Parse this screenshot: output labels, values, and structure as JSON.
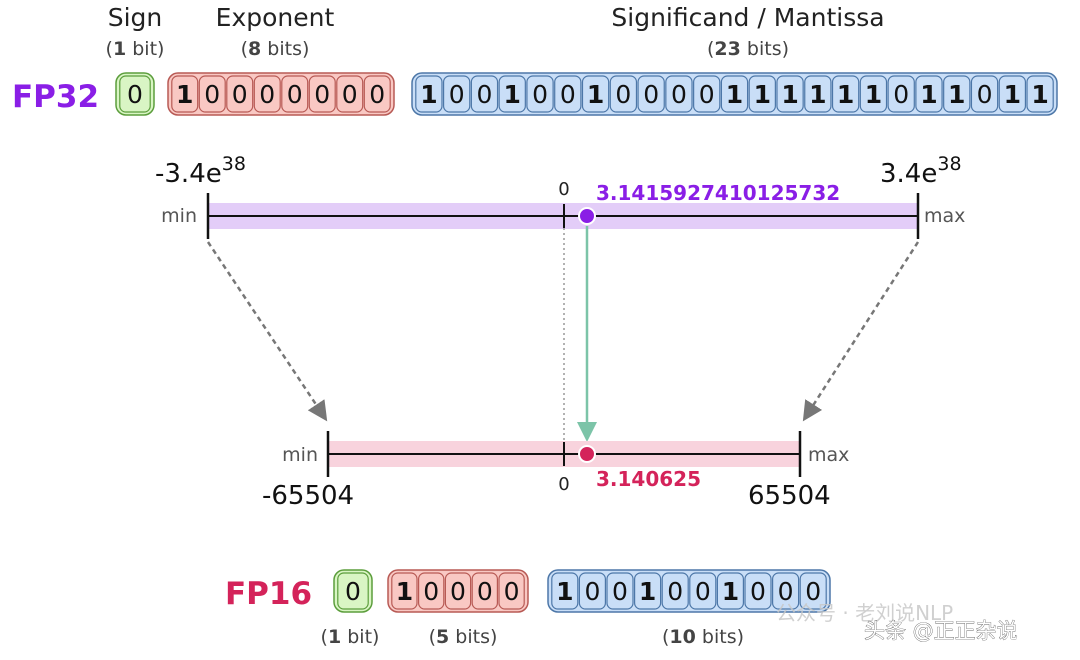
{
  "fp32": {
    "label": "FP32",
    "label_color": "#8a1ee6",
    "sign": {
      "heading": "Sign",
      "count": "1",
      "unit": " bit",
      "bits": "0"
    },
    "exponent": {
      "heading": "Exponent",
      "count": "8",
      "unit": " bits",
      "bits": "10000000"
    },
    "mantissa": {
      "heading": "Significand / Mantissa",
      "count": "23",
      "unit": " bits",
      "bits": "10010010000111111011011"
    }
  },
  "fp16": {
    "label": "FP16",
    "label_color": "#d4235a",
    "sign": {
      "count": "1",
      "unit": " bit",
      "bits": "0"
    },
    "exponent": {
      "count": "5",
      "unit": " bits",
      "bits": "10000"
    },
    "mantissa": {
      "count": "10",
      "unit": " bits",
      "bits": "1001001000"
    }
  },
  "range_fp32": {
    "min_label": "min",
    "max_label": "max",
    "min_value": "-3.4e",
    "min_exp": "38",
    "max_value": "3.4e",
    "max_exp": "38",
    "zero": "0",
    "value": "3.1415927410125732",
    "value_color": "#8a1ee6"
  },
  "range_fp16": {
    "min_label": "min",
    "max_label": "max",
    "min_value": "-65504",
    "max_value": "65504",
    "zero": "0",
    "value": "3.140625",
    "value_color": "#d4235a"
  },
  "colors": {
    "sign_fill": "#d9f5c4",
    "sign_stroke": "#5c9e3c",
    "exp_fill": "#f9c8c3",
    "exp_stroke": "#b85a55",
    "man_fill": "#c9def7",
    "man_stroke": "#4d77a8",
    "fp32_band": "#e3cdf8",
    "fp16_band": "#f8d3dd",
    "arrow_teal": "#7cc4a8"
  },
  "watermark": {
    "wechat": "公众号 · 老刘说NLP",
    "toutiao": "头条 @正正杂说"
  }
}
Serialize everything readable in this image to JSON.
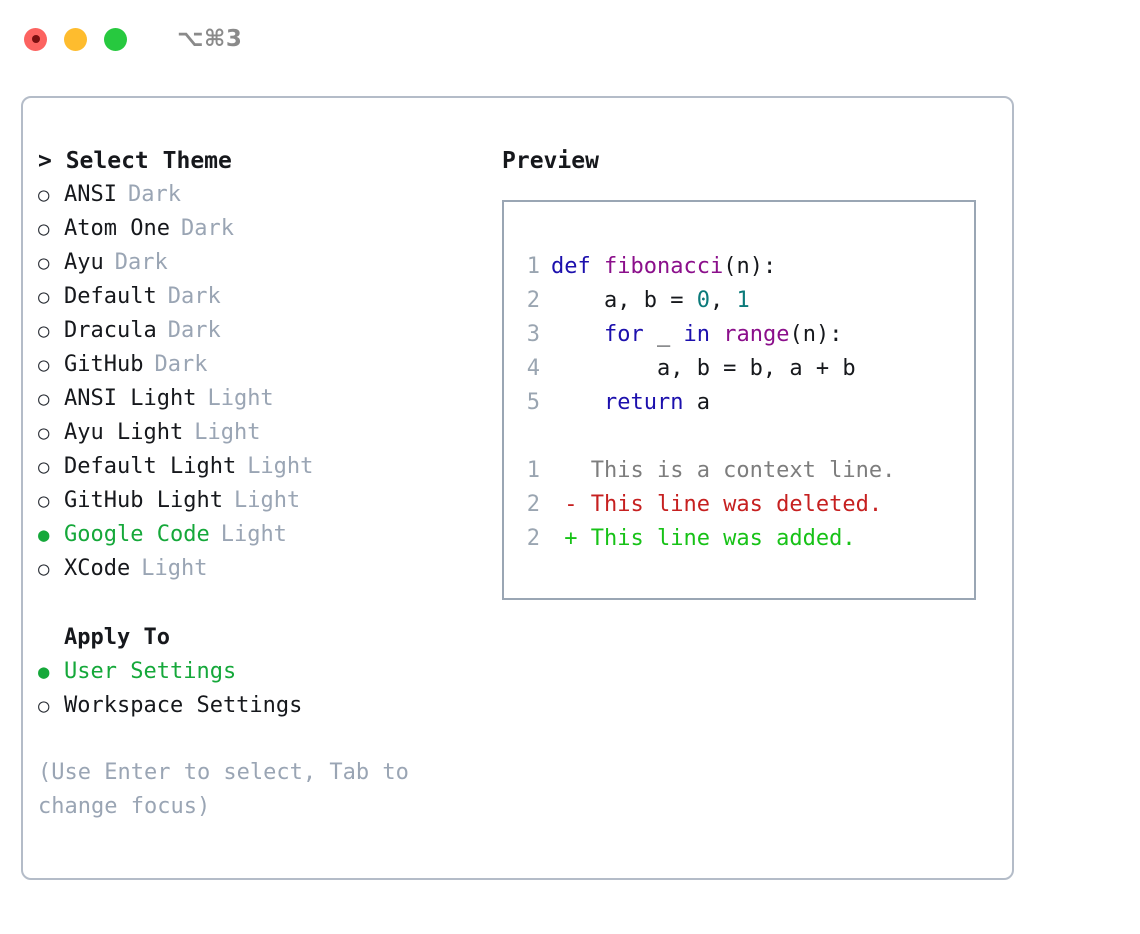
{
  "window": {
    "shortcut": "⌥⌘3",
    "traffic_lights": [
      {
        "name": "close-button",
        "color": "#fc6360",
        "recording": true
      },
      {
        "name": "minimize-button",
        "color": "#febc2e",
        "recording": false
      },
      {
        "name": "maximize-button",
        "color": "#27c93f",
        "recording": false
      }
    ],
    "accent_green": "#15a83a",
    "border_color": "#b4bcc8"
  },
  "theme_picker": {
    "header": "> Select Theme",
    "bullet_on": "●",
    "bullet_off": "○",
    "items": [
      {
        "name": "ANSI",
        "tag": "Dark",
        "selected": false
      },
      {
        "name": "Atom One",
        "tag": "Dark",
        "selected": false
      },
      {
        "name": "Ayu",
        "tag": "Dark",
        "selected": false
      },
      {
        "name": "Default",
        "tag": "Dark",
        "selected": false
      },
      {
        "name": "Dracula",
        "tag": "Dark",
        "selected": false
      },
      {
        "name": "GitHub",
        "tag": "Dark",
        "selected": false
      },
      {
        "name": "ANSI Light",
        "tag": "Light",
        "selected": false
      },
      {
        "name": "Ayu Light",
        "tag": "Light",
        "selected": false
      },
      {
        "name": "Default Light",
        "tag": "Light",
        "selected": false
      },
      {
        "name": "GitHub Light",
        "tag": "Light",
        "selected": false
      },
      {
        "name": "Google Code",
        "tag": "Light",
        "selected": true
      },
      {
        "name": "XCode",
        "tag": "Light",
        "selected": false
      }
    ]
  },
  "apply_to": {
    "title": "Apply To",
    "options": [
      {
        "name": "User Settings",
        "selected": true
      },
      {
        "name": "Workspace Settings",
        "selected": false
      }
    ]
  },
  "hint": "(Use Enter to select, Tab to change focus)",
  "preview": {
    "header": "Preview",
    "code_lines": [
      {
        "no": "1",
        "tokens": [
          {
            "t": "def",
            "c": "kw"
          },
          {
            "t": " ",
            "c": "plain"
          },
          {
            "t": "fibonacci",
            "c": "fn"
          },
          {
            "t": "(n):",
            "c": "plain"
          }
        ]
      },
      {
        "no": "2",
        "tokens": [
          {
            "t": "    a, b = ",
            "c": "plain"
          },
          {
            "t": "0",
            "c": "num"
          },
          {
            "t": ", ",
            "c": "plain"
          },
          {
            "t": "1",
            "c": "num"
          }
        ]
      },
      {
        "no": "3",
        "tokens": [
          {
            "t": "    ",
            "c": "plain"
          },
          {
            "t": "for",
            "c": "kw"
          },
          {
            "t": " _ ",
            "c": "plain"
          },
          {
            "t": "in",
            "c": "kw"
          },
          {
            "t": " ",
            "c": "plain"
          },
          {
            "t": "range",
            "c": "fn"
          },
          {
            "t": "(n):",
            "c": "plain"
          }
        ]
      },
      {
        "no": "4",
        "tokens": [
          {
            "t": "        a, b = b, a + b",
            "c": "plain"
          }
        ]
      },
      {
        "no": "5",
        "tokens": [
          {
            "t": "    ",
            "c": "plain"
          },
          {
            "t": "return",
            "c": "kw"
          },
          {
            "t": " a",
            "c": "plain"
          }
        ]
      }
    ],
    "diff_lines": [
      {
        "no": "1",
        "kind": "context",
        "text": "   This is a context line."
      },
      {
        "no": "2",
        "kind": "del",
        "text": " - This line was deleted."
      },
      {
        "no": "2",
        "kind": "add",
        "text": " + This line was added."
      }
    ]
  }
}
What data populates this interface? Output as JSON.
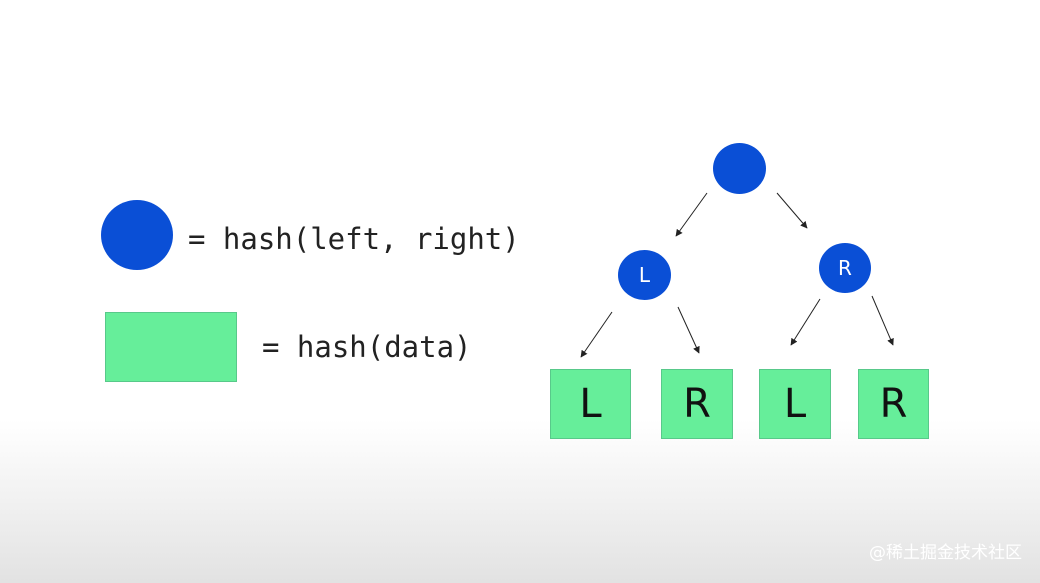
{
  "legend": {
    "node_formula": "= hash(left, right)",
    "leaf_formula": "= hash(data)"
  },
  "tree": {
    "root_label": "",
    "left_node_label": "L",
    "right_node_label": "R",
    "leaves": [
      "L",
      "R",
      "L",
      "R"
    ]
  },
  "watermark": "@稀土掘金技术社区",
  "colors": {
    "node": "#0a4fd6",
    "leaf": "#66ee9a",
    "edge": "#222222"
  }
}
○ ○ ○ ○ ○
§ **What is expected**:
All entries must be written out again exactly as given, with no pictures in the copy.

§ **The result**:
Parse this screenshot: output labels, values, and structure as JSON.
{
  "fp32": {
    "label": "FP32",
    "label_color": "#8a1ee6",
    "sign": {
      "heading": "Sign",
      "count": "1",
      "unit": " bit",
      "bits": "0"
    },
    "exponent": {
      "heading": "Exponent",
      "count": "8",
      "unit": " bits",
      "bits": "10000000"
    },
    "mantissa": {
      "heading": "Significand / Mantissa",
      "count": "23",
      "unit": " bits",
      "bits": "10010010000111111011011"
    }
  },
  "fp16": {
    "label": "FP16",
    "label_color": "#d4235a",
    "sign": {
      "count": "1",
      "unit": " bit",
      "bits": "0"
    },
    "exponent": {
      "count": "5",
      "unit": " bits",
      "bits": "10000"
    },
    "mantissa": {
      "count": "10",
      "unit": " bits",
      "bits": "1001001000"
    }
  },
  "range_fp32": {
    "min_label": "min",
    "max_label": "max",
    "min_value": "-3.4e",
    "min_exp": "38",
    "max_value": "3.4e",
    "max_exp": "38",
    "zero": "0",
    "value": "3.1415927410125732",
    "value_color": "#8a1ee6"
  },
  "range_fp16": {
    "min_label": "min",
    "max_label": "max",
    "min_value": "-65504",
    "max_value": "65504",
    "zero": "0",
    "value": "3.140625",
    "value_color": "#d4235a"
  },
  "colors": {
    "sign_fill": "#d9f5c4",
    "sign_stroke": "#5c9e3c",
    "exp_fill": "#f9c8c3",
    "exp_stroke": "#b85a55",
    "man_fill": "#c9def7",
    "man_stroke": "#4d77a8",
    "fp32_band": "#e3cdf8",
    "fp16_band": "#f8d3dd",
    "arrow_teal": "#7cc4a8"
  },
  "watermark": {
    "wechat": "公众号 · 老刘说NLP",
    "toutiao": "头条 @正正杂说"
  }
}
Serialize everything readable in this image to JSON.
{
  "window": {
    "shortcut": "⌥⌘3",
    "traffic_lights": [
      {
        "name": "close-button",
        "color": "#fc6360",
        "recording": true
      },
      {
        "name": "minimize-button",
        "color": "#febc2e",
        "recording": false
      },
      {
        "name": "maximize-button",
        "color": "#27c93f",
        "recording": false
      }
    ],
    "accent_green": "#15a83a",
    "border_color": "#b4bcc8"
  },
  "theme_picker": {
    "header": "> Select Theme",
    "bullet_on": "●",
    "bullet_off": "○",
    "items": [
      {
        "name": "ANSI",
        "tag": "Dark",
        "selected": false
      },
      {
        "name": "Atom One",
        "tag": "Dark",
        "selected": false
      },
      {
        "name": "Ayu",
        "tag": "Dark",
        "selected": false
      },
      {
        "name": "Default",
        "tag": "Dark",
        "selected": false
      },
      {
        "name": "Dracula",
        "tag": "Dark",
        "selected": false
      },
      {
        "name": "GitHub",
        "tag": "Dark",
        "selected": false
      },
      {
        "name": "ANSI Light",
        "tag": "Light",
        "selected": false
      },
      {
        "name": "Ayu Light",
        "tag": "Light",
        "selected": false
      },
      {
        "name": "Default Light",
        "tag": "Light",
        "selected": false
      },
      {
        "name": "GitHub Light",
        "tag": "Light",
        "selected": false
      },
      {
        "name": "Google Code",
        "tag": "Light",
        "selected": true
      },
      {
        "name": "XCode",
        "tag": "Light",
        "selected": false
      }
    ]
  },
  "apply_to": {
    "title": "Apply To",
    "options": [
      {
        "name": "User Settings",
        "selected": true
      },
      {
        "name": "Workspace Settings",
        "selected": false
      }
    ]
  },
  "hint": "(Use Enter to select, Tab to change focus)",
  "preview": {
    "header": "Preview",
    "code_lines": [
      {
        "no": "1",
        "tokens": [
          {
            "t": "def",
            "c": "kw"
          },
          {
            "t": " ",
            "c": "plain"
          },
          {
            "t": "fibonacci",
            "c": "fn"
          },
          {
            "t": "(n):",
            "c": "plain"
          }
        ]
      },
      {
        "no": "2",
        "tokens": [
          {
            "t": "    a, b = ",
            "c": "plain"
          },
          {
            "t": "0",
            "c": "num"
          },
          {
            "t": ", ",
            "c": "plain"
          },
          {
            "t": "1",
            "c": "num"
          }
        ]
      },
      {
        "no": "3",
        "tokens": [
          {
            "t": "    ",
            "c": "plain"
          },
          {
            "t": "for",
            "c": "kw"
          },
          {
            "t": " _ ",
            "c": "plain"
          },
          {
            "t": "in",
            "c": "kw"
          },
          {
            "t": " ",
            "c": "plain"
          },
          {
            "t": "range",
            "c": "fn"
          },
          {
            "t": "(n):",
            "c": "plain"
          }
        ]
      },
      {
        "no": "4",
        "tokens": [
          {
            "t": "        a, b = b, a + b",
            "c": "plain"
          }
        ]
      },
      {
        "no": "5",
        "tokens": [
          {
            "t": "    ",
            "c": "plain"
          },
          {
            "t": "return",
            "c": "kw"
          },
          {
            "t": " a",
            "c": "plain"
          }
        ]
      }
    ],
    "diff_lines": [
      {
        "no": "1",
        "kind": "context",
        "text": "   This is a context line."
      },
      {
        "no": "2",
        "kind": "del",
        "text": " - This line was deleted."
      },
      {
        "no": "2",
        "kind": "add",
        "text": " + This line was added."
      }
    ]
  }
}
What data populates this interface? Output as JSON.
{
  "legend": {
    "node_formula": "= hash(left, right)",
    "leaf_formula": "= hash(data)"
  },
  "tree": {
    "root_label": "",
    "left_node_label": "L",
    "right_node_label": "R",
    "leaves": [
      "L",
      "R",
      "L",
      "R"
    ]
  },
  "watermark": "@稀土掘金技术社区",
  "colors": {
    "node": "#0a4fd6",
    "leaf": "#66ee9a",
    "edge": "#222222"
  }
}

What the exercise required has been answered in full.